ИСХОДНЫЙ ТЕКСТ:
%%

Мне было «нечем крыть»…
Злость на Андрея Белого не мешала Морозову с воодушевлением читать те его стихи, которые он особенно любил:
Золотому блеску верил,А умер от солнечных стрел.Думой века измерил,А жизнь прожить не сумел.
Морозов обладал особого рода памятью – памятью на стихи разного сорта. В ней откладывались не только перлы, но и курьезы. В глазах его не сверкнуло ни искорки смеха, – на меня смотрел с младенческим недоумением серовский «Мика Морозов», пока он читал мне отрывки из либретто оперы «Гамлет», сочиненного Сусанной Мар. Мне запомнилось две строки из «хора солдат Фортинбраса»:
Горят, горят, синея,Зеленые дрова.
И еще запомнилась ария Полония, поющего письмо, которое он получил из Парижа:
Донесенье вамПишем налету:Ваш сынок весь деньДуется в лапту.Как наступит мрак,Он идет в кабак,А потом с мамзельПрямиком в постель.
Выражение младенческого изумления появлялось у Морозова всякий раз, когда он сталкивался с чем-нибудь бездарным, безобразным» нелепым. Он не возмущался – он весело удивлялся. Это самое «Микино» выражение не сходило у него с лица, пока Софья Захаровна Федорченко угощала нас чтением отрывков из последней, так и оставшейся ненапечатанной части своей эпопеи «Народ на войне». Когда мы от нее вышли, я ругался, как извозчик, а он, по своей привычке прихахатывая, точно всхлипывая или обжигаясь горячим чаем» сказал:
– У меня такое чувство, как будто нас пригласили слушать сонату Бетховена, а вместо этого долго играли собачий вальс.
Морозов тогда еще представлялся, что восхищен переводами трагедий Шекспира, выполненными Анной Радловой, но не сердился на меня, когда я поносил их. Я чувствовал, что в глубине души он со мной согласен. Человек с поэтическим вкусом не мог искренне поклоняться Радловой. Мне казалось, что Морозов разводит дипломатию из страха перед этой «леди Макбет», как ее называли. А в иных случаях, припертый к стене цитатами из ее чудовищных переводов, он сдавался.
В 40-м году Корней Чуковский сделал в ВТО доклад о переводах Радловой – и не оставил от них камня на камне. Когда перед Радловой расшаркивался Карл Радек, Чуковский как воды в рот набрал. Теперь Карл Радек был не опасен, и Корней Чуковский смело ринулся в бой. На обсуждении его доклада от Радловой отрекся Морозов. Затем он поднял на щит, как переводчика Шекспира, Пастернака (в 41-м году Пастернак дебютировал переводом «Гамлета») и, хотя и спорил с ним по поводу отдельных мест, уже до конца дней оставался его помощником, почитателем и пропагандистом. Не убоявшись звания лауреата Сталинской премии, полученной Лозинским за перевод «Божественной комедии», Морозов, в качестве заведующего шекспировским кабинетом ВТО, раздраконил осуществленный Лозинским перевод «Отелло».

%%

НЕОБРАБОТАННЫЕ ЗАПИСИ:
%%

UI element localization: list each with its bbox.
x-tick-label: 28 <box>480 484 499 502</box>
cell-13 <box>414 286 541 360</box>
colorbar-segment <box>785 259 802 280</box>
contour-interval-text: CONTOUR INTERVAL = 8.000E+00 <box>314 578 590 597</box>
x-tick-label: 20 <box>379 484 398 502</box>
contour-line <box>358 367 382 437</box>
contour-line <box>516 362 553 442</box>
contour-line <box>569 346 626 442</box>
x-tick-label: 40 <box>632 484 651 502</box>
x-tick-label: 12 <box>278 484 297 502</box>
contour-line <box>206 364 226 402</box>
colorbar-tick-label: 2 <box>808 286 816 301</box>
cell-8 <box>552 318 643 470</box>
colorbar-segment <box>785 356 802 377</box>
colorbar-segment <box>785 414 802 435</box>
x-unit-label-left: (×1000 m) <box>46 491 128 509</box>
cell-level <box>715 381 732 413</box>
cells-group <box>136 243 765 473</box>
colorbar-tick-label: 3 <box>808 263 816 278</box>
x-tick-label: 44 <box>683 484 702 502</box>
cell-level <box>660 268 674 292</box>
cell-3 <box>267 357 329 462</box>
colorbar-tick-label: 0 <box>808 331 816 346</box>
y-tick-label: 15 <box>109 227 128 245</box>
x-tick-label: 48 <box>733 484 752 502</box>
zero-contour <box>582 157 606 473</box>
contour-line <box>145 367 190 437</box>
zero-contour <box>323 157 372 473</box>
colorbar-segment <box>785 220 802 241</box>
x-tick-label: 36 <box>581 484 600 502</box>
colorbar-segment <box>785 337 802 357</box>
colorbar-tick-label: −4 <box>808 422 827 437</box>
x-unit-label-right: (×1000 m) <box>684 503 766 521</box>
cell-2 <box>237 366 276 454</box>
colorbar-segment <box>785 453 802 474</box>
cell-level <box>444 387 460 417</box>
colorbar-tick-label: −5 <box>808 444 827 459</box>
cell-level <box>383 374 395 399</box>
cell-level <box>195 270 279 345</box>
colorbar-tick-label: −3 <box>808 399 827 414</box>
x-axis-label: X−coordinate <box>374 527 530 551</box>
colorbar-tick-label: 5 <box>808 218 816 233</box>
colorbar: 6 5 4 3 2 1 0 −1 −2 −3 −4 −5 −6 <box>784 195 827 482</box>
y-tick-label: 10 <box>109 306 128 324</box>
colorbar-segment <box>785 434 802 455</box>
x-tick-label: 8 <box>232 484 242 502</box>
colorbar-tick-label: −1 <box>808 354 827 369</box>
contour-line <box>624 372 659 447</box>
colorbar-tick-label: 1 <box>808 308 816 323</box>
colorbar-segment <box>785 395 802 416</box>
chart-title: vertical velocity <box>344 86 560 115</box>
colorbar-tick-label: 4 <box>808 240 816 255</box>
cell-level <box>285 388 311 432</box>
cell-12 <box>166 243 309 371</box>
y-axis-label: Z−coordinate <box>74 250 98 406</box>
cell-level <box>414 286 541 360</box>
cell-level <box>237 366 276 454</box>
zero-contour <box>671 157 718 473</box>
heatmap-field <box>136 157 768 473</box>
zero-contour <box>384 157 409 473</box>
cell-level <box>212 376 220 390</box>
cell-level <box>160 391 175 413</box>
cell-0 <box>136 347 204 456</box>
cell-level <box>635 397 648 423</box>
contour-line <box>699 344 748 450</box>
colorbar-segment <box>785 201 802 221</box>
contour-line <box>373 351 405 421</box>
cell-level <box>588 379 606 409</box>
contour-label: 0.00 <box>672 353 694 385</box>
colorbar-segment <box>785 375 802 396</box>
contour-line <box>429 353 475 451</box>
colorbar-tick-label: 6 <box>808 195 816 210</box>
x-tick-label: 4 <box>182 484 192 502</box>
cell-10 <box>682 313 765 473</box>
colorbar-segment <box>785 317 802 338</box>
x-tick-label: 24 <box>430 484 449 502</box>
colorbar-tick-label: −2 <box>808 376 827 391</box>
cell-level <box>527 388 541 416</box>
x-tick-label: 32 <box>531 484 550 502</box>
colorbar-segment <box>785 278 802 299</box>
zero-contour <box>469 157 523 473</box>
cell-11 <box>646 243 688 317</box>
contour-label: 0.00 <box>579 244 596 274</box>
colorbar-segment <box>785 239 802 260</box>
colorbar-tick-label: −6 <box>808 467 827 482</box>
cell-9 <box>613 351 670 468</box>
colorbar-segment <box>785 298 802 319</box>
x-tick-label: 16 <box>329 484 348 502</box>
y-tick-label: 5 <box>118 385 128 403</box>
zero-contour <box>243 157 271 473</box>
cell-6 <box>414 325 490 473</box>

%%

ЗАДАНИЯ:
**A)** Дословно выпишите из исходного текста фрагмент от «И еще запомнилась» до «мамзельПрямиком в постель.».
**B)** Сосчитайте строки записей, в которых встречается строка «coordinate». В ответе укажите только число.

ОТВЕТЫ ПО ЗАДАНИЯМ:
**A)**
И еще запомнилась ария Полония, поющего письмо, которое он получил из Парижа:
Донесенье вамПишем налету:Ваш сынок весь деньДуется в лапту.Как наступит мрак,Он идет в кабак,А потом с мамзельПрямиком в постель.

**B)** 2